Problem statement
Look through the records and report how many lines include the word "лабораторные", with no other words.

Records excerpted from a collection:
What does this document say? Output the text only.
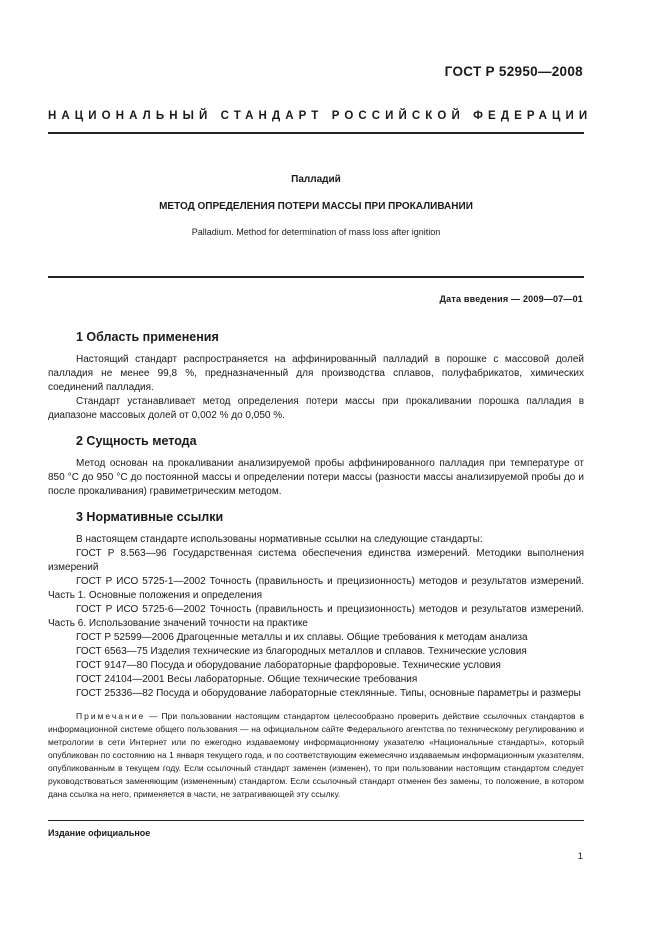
ГОСТ Р 52950—2008
НАЦИОНАЛЬНЫЙ СТАНДАРТ РОССИЙСКОЙ ФЕДЕРАЦИИ
Палладий
МЕТОД ОПРЕДЕЛЕНИЯ ПОТЕРИ МАССЫ ПРИ ПРОКАЛИВАНИИ
Palladium. Method for determination of mass loss after ignition
Дата введения — 2009—07—01
1 Область применения

Настоящий стандарт распространяется на аффинированный палладий в порошке с массовой долей палладия не менее 99,8 %, предназначенный для производства сплавов, полуфабрикатов, химических соединений палладия.

Стандарт устанавливает метод определения потери массы при прокаливании порошка палладия в диапазоне массовых долей от 0,002 % до 0,050 %.

2 Сущность метода

Метод основан на прокаливании анализируемой пробы аффинированного палладия при температуре от 850 °С до 950 °С до постоянной массы и определении потери массы (разности массы анализируемой пробы до и после прокаливания) гравиметрическим методом.

3 Нормативные ссылки

В настоящем стандарте использованы нормативные ссылки на следующие стандарты:

ГОСТ Р 8.563—96 Государственная система обеспечения единства измерений. Методики выполнения измерений

ГОСТ Р ИСО 5725-1—2002 Точность (правильность и прецизионность) методов и результатов измерений. Часть 1. Основные положения и определения

ГОСТ Р ИСО 5725-6—2002 Точность (правильность и прецизионность) методов и результатов измерений. Часть 6. Использование значений точности на практике

ГОСТ Р 52599—2006 Драгоценные металлы и их сплавы. Общие требования к методам анализа

ГОСТ 6563—75 Изделия технические из благородных металлов и сплавов. Технические условия

ГОСТ 9147—80 Посуда и оборудование лабораторные фарфоровые. Технические условия

ГОСТ 24104—2001 Весы лабораторные. Общие технические требования

ГОСТ 25336—82 Посуда и оборудование лабораторные стеклянные. Типы, основные параметры и размеры

Примечание — При пользовании настоящим стандартом целесообразно проверить действие ссылочных стандартов в информационной системе общего пользования — на официальном сайте Федерального агентства по техническому регулированию и метрологии в сети Интернет или по ежегодно издаваемому информационному указателю «Национальные стандарты», который опубликован по состоянию на 1 января текущего года, и по соответствующим ежемесячно издаваемым информационным указателям, опубликованным в текущем году. Если ссылочный стандарт заменен (изменен), то при пользовании настоящим стандартом следует руководствоваться заменяющим (измененным) стандартом. Если ссылочный стандарт отменен без замены, то положение, в котором дана ссылка на него, применяется в части, не затрагивающей эту ссылку.

Издание официальное
1
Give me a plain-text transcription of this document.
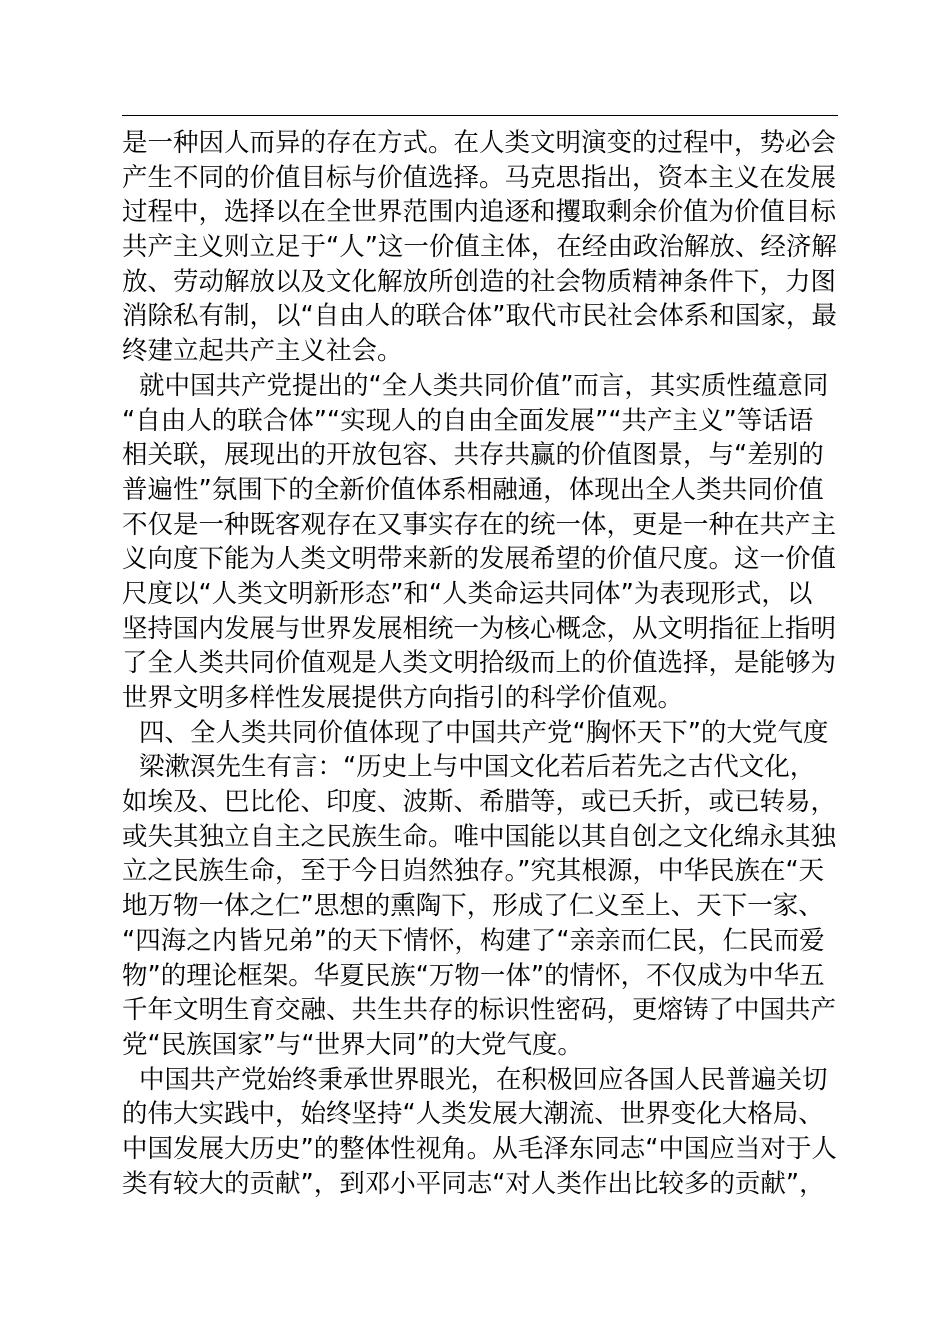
是一种因人而异的存在方式。在人类文明演变的过程中，势必会
产生不同的价值目标与价值选择。马克思指出，资本主义在发展
过程中，选择以在全世界范围内追逐和攫取剩余价值为价值目标
共产主义则立足于“人”这一价值主体，在经由政治解放、经济解
放、劳动解放以及文化解放所创造的社会物质精神条件下，力图
消除私有制，以“自由人的联合体”取代市民社会体系和国家，最
终建立起共产主义社会。
就中国共产党提出的“全人类共同价值”而言，其实质性蕴意同
“自由人的联合体”“实现人的自由全面发展”“共产主义”等话语
相关联，展现出的开放包容、共存共赢的价值图景，与“差别的
普遍性”氛围下的全新价值体系相融通，体现出全人类共同价值
不仅是一种既客观存在又事实存在的统一体，更是一种在共产主
义向度下能为人类文明带来新的发展希望的价值尺度。这一价值
尺度以“人类文明新形态”和“人类命运共同体”为表现形式，以
坚持国内发展与世界发展相统一为核心概念，从文明指征上指明
了全人类共同价值观是人类文明拾级而上的价值选择，是能够为
世界文明多样性发展提供方向指引的科学价值观。
四、全人类共同价值体现了中国共产党“胸怀天下”的大党气度
梁漱溟先生有言：“历史上与中国文化若后若先之古代文化，
如埃及、巴比伦、印度、波斯、希腊等，或已夭折，或已转易，
或失其独立自主之民族生命。唯中国能以其自创之文化绵永其独
立之民族生命，至于今日岿然独存。”究其根源，中华民族在“天
地万物一体之仁”思想的熏陶下，形成了仁义至上、天下一家、
“四海之内皆兄弟”的天下情怀，构建了“亲亲而仁民，仁民而爱
物”的理论框架。华夏民族“万物一体”的情怀，不仅成为中华五
千年文明生育交融、共生共存的标识性密码，更熔铸了中国共产
党“民族国家”与“世界大同”的大党气度。
中国共产党始终秉承世界眼光，在积极回应各国人民普遍关切
的伟大实践中，始终坚持“人类发展大潮流、世界变化大格局、
中国发展大历史”的整体性视角。从毛泽东同志“中国应当对于人
类有较大的贡献”，到邓小平同志“对人类作出比较多的贡献”，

Task output
3